**SET PROBLEM**:
Quote every line as given.

**EXTRACTED INFORMATION**:
## START
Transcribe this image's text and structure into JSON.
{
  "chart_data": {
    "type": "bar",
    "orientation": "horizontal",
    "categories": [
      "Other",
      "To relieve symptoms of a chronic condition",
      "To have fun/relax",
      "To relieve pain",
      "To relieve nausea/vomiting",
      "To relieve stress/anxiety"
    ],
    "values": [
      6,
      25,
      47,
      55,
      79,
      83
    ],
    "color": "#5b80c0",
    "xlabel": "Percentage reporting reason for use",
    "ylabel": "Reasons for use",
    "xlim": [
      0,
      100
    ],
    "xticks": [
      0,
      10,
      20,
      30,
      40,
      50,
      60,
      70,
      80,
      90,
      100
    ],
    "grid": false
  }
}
## END
**COMPLETE OUTPUT**:
Transcribe this image's text and structure into JSON.
{
  "chart_data": {
    "type": "bar",
    "orientation": "horizontal",
    "categories": [
      "Other",
      "To relieve symptoms of a chronic condition",
      "To have fun/relax",
      "To relieve pain",
      "To relieve nausea/vomiting",
      "To relieve stress/anxiety"
    ],
    "values": [
      6,
      25,
      47,
      55,
      79,
      83
    ],
    "color": "#5b80c0",
    "xlabel": "Percentage reporting reason for use",
    "ylabel": "Reasons for use",
    "xlim": [
      0,
      100
    ],
    "xticks": [
      0,
      10,
      20,
      30,
      40,
      50,
      60,
      70,
      80,
      90,
      100
    ],
    "grid": false
  }
}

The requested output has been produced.